-- Start Data for this task --
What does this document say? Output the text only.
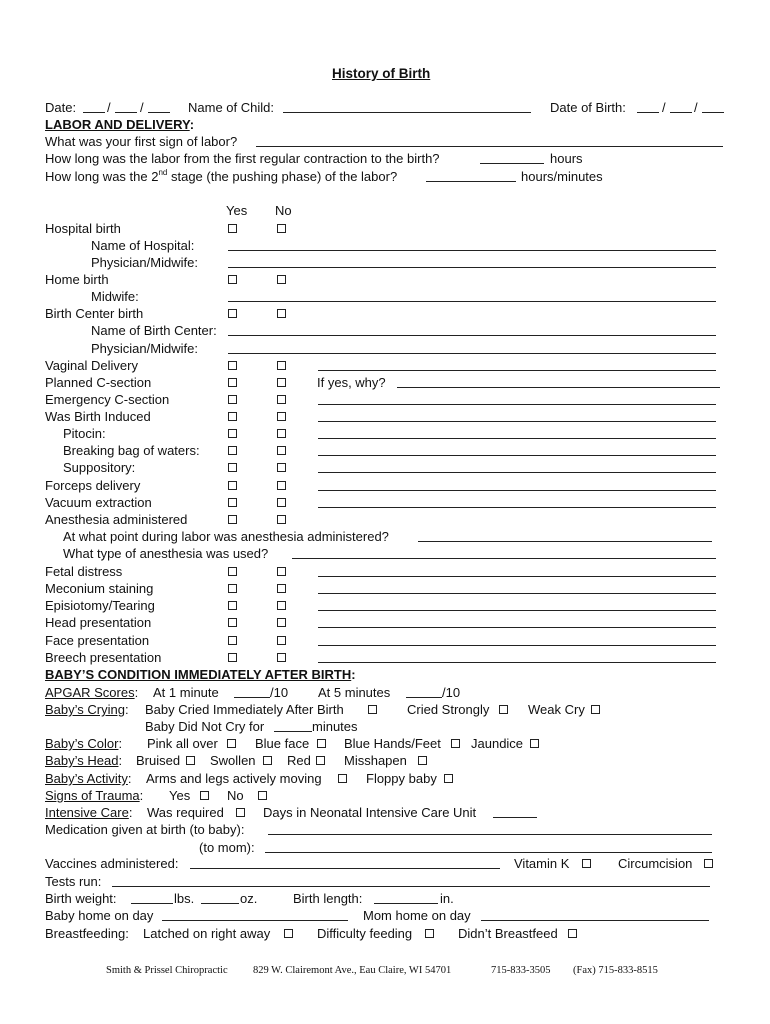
History of Birth
Date: / /	Name of Child:	Date of Birth:	/ /
LABOR AND DELIVERY:
What was your first sign of labor?
How long was the labor from the first regular contraction to the birth?	hours
How long was the 2nd stage (the pushing phase) of the labor?	hours/minutes
Yes No
Hospital birth
Name of Hospital:
Physician/Midwife:
Home birth
Midwife:
Birth Center birth
Name of Birth Center:
Physician/Midwife:
Vaginal Delivery
Planned C-section	If yes, why?
Emergency C-section
Was Birth Induced
Pitocin:
Breaking bag of waters:
Suppository:
Forceps delivery
Vacuum extraction
Anesthesia administered
At what point during labor was anesthesia administered?
What type of anesthesia was used?
Fetal distress
Meconium staining
Episiotomy/Tearing
Head presentation
Face presentation
Breech presentation
BABY’S CONDITION IMMEDIATELY AFTER BIRTH:
APGAR Scores: At 1 minute	/10 At 5 minutes	/10
Baby’s Crying: Baby Cried Immediately After Birth	Cried Strongly	Weak Cry
Baby Did Not Cry for	minutes
Baby’s Color: Pink all over	Blue face	Blue Hands/Feet Jaundice
Baby’s Head: Bruised Swollen Red	Misshapen
Baby’s Activity: Arms and legs actively moving	Floppy baby
Signs of Trauma: Yes	No
Intensive Care: Was required	Days in Neonatal Intensive Care Unit
Medication given at birth (to baby):
(to mom):
Vaccines administered:	Vitamin K	Circumcision
Tests run:
Birth weight:	lbs.	oz.	Birth length:	in.
Baby home on day	Mom home on day
Breastfeeding: Latched on right away	Difficulty feeding	Didn’t Breastfeed
Smith & Prissel Chiropractic 829 W. Clairemont Ave., Eau Claire, WI 54701	715-833-3505 (Fax) 715-833-8515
-- End Data for this task --
> [Your goal]:
Pick out each line in the material containing "Head".

> [Completed task]:
Head presentation
Baby’s Head: Bruised Swollen Red	Misshapen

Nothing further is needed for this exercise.